#### Work required
Tally the lines that include "mediastinopericarditis". Output the number only.

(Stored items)
## BEGIN

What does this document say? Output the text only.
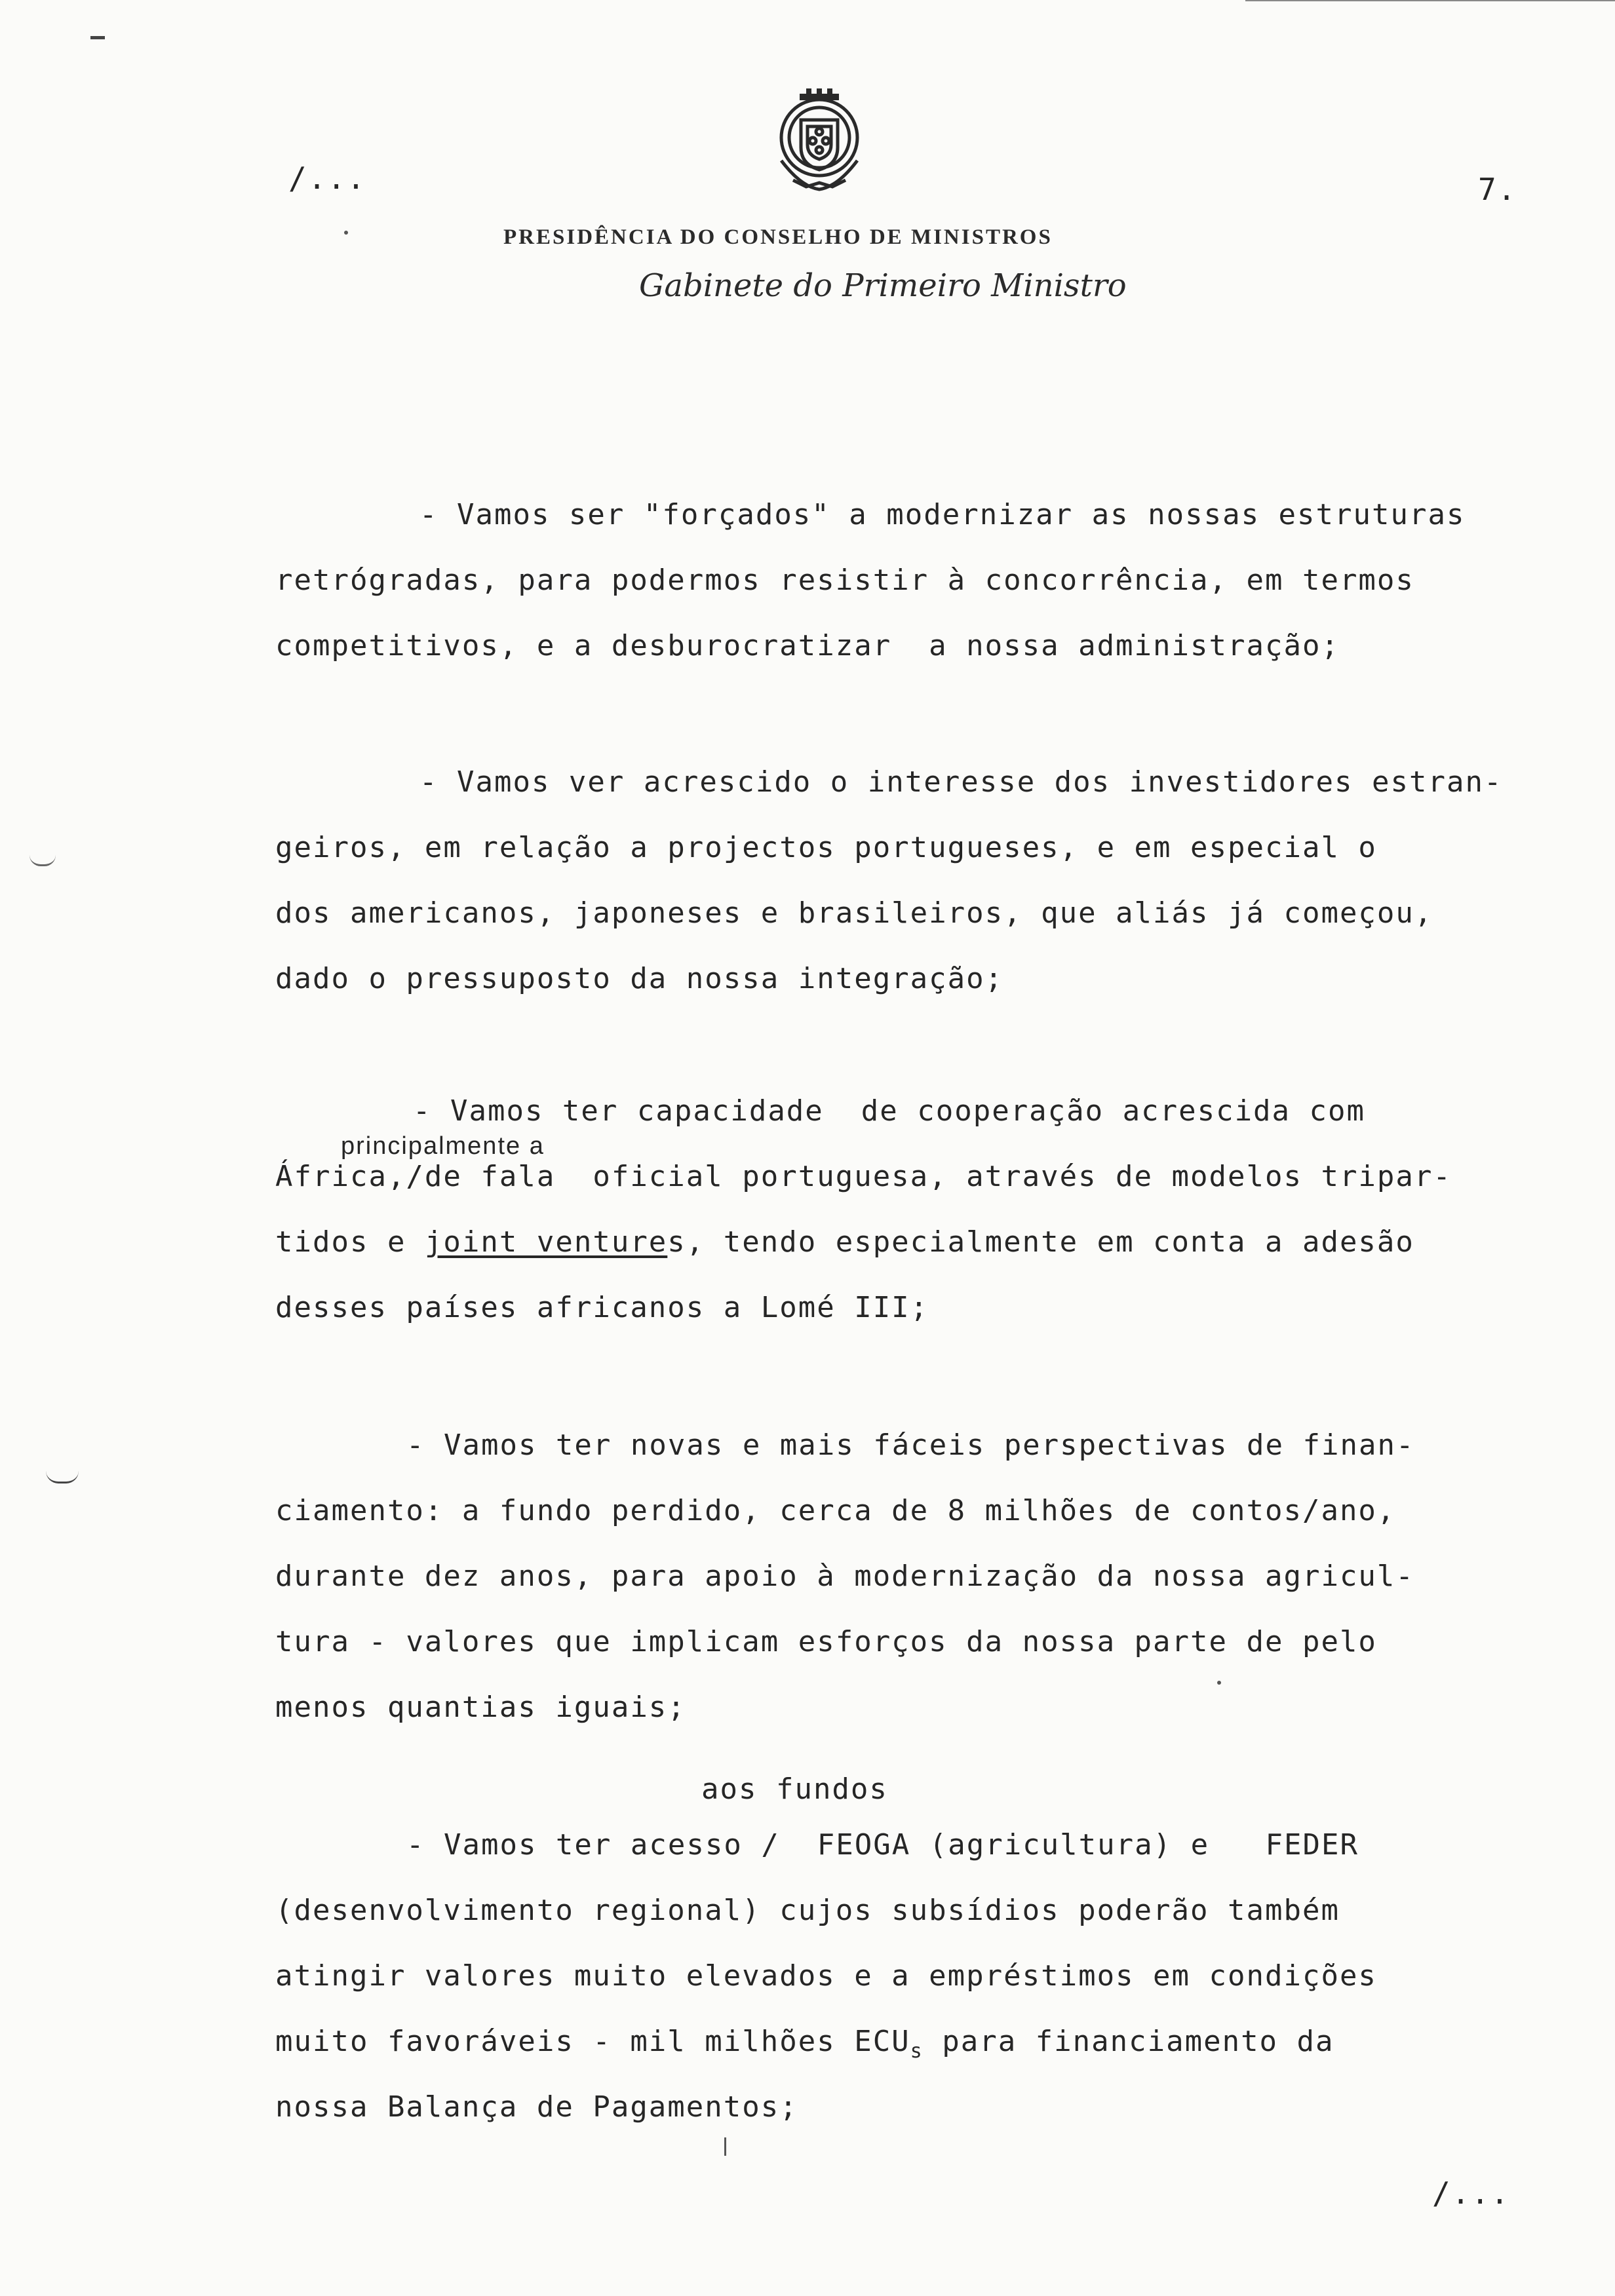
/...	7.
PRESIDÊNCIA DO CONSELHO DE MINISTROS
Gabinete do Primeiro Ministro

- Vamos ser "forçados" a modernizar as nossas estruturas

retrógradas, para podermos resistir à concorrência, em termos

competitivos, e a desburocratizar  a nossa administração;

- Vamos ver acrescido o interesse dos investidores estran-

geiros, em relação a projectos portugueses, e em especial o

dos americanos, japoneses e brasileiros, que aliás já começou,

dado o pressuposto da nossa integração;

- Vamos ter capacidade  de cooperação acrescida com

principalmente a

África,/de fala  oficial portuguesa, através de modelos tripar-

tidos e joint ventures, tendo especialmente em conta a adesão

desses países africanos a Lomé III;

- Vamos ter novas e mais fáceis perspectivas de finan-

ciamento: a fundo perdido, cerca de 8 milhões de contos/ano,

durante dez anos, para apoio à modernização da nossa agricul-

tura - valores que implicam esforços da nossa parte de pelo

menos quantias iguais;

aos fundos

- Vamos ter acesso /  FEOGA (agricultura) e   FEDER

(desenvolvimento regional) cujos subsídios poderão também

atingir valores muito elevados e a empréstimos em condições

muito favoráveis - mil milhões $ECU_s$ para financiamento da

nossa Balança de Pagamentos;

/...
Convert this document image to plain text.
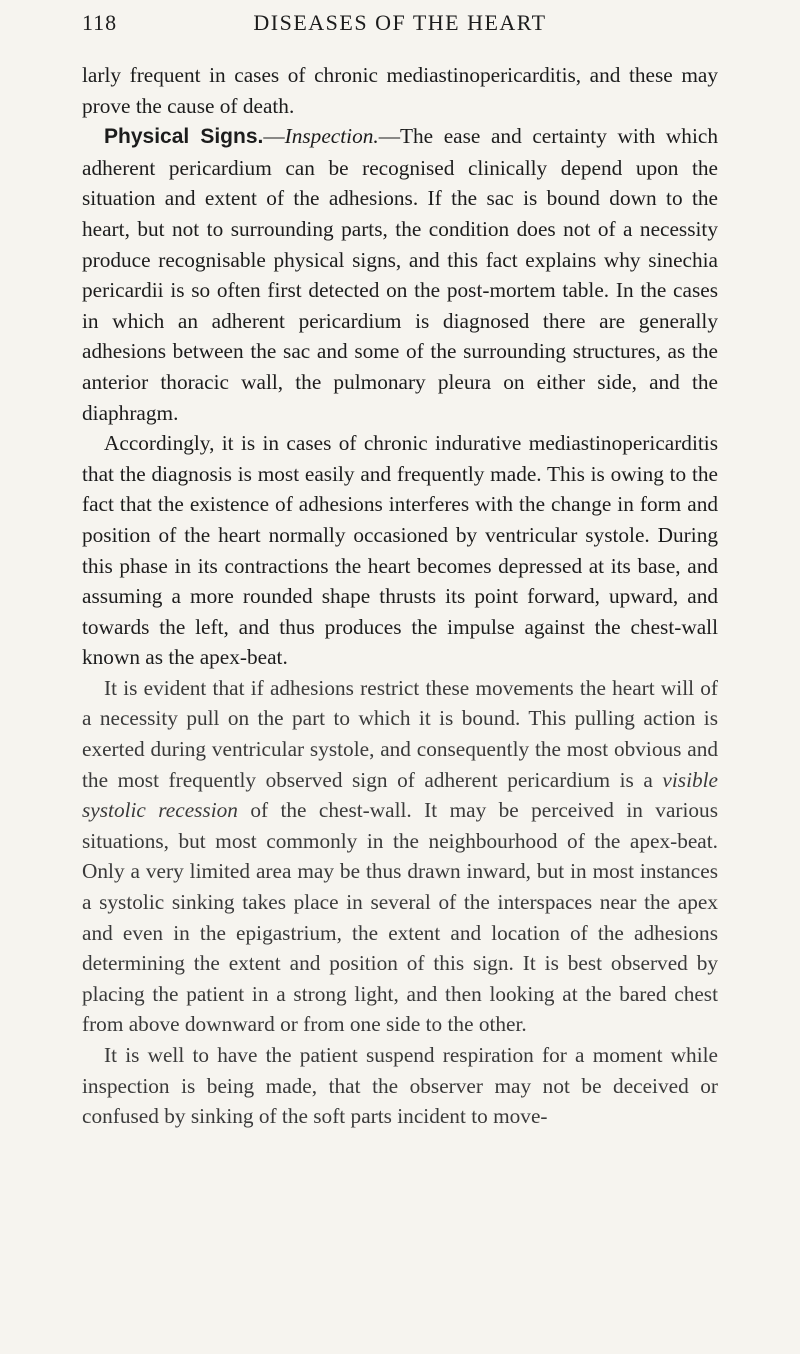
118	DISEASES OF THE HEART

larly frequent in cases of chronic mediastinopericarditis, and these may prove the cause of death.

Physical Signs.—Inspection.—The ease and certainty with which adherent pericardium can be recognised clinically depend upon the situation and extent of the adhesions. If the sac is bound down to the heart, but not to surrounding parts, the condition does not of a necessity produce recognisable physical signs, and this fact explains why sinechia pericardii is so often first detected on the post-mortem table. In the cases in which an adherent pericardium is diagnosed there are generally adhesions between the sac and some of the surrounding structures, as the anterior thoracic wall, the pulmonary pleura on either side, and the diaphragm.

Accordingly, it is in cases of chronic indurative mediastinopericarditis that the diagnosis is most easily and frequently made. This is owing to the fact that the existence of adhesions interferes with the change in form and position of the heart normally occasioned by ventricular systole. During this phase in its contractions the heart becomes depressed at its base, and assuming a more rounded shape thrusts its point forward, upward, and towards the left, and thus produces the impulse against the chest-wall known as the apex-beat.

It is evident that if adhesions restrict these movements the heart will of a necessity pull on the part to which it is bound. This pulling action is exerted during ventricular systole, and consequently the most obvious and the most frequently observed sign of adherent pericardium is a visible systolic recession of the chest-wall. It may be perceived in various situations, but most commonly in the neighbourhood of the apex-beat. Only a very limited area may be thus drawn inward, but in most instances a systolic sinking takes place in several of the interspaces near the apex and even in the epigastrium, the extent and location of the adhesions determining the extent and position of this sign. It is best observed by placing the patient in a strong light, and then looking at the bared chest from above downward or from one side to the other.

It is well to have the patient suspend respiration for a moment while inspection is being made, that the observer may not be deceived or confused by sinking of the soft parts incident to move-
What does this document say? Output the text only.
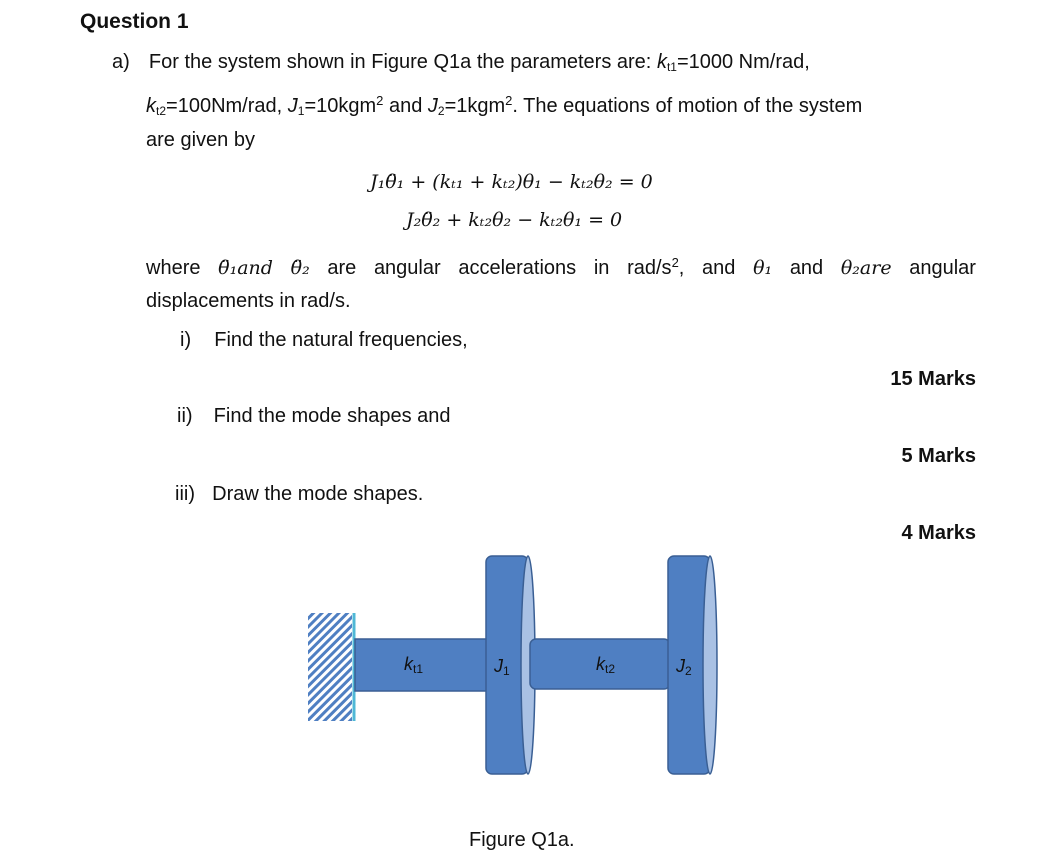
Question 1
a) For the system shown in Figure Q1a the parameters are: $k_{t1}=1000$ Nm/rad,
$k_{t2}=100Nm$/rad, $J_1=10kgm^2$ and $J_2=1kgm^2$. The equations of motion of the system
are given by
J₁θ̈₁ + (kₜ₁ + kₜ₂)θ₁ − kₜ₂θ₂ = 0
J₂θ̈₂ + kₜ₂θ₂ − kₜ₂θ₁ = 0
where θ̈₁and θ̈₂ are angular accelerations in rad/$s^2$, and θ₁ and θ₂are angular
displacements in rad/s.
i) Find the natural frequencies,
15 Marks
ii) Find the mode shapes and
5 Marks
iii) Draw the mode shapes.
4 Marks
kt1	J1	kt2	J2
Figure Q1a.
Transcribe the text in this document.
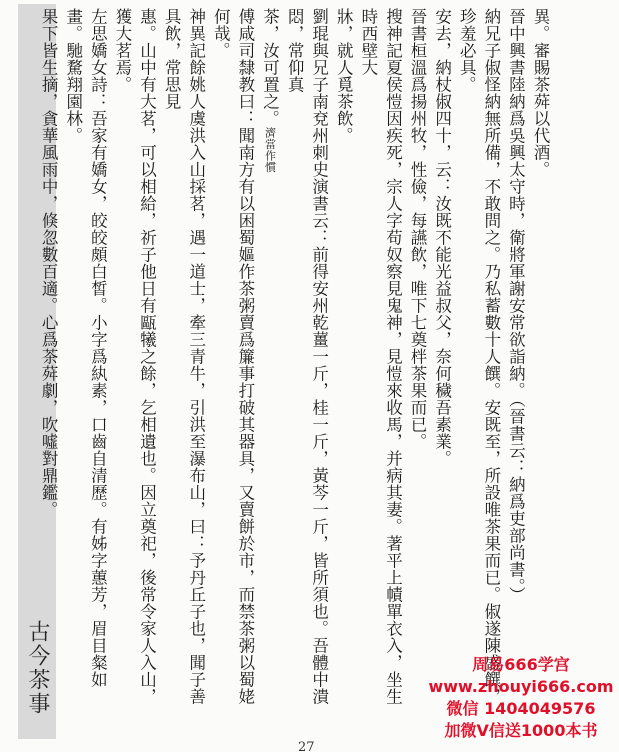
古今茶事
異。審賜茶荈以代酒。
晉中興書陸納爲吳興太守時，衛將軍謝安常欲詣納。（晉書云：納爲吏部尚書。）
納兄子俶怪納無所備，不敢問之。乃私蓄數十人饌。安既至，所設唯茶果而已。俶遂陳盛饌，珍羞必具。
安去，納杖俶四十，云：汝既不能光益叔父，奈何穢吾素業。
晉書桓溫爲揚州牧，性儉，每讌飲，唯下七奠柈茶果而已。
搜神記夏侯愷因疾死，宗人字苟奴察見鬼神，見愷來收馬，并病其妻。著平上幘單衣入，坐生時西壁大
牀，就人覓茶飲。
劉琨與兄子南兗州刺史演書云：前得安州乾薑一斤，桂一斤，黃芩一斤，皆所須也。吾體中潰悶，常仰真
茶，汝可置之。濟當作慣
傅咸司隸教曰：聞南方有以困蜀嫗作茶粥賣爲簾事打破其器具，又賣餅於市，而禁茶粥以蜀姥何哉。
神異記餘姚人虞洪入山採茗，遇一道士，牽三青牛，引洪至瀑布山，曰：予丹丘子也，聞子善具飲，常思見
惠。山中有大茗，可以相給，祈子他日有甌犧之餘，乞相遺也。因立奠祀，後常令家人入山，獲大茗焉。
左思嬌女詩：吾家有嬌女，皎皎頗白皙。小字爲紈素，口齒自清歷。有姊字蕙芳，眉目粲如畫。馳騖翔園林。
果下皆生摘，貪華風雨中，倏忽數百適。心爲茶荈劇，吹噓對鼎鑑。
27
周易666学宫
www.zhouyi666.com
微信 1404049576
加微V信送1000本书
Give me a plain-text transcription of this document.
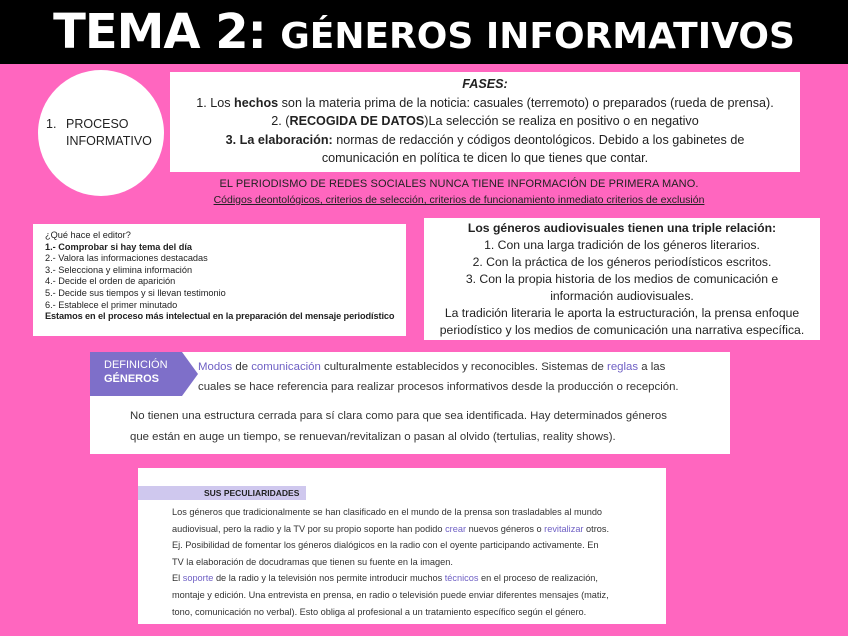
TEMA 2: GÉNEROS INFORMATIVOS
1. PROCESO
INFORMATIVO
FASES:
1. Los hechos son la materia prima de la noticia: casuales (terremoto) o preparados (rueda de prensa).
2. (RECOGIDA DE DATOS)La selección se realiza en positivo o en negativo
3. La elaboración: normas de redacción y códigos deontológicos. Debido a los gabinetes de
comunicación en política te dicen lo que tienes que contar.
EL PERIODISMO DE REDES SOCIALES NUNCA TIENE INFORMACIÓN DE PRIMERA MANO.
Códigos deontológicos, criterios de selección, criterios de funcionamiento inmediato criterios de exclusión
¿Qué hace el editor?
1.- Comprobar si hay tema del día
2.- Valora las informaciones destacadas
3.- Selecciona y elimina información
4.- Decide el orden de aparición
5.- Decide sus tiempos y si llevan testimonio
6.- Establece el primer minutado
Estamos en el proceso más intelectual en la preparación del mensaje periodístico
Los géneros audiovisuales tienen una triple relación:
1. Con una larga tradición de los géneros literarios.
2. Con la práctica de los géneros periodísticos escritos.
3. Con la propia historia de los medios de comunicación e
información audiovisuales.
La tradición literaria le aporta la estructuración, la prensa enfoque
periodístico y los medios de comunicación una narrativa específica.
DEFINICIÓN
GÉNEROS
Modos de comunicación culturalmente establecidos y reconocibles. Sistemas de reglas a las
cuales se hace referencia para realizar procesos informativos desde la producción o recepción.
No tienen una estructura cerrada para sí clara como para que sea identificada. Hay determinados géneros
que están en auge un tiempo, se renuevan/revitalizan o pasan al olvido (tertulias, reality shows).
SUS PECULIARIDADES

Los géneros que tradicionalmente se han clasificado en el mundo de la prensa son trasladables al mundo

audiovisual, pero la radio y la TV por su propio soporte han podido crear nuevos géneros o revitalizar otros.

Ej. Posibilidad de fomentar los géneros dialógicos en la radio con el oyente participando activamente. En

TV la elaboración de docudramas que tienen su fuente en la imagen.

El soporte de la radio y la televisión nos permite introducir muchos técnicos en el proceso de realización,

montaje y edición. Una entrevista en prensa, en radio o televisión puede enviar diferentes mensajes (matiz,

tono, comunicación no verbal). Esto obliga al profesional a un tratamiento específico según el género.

## END

#### Answer to this problem
2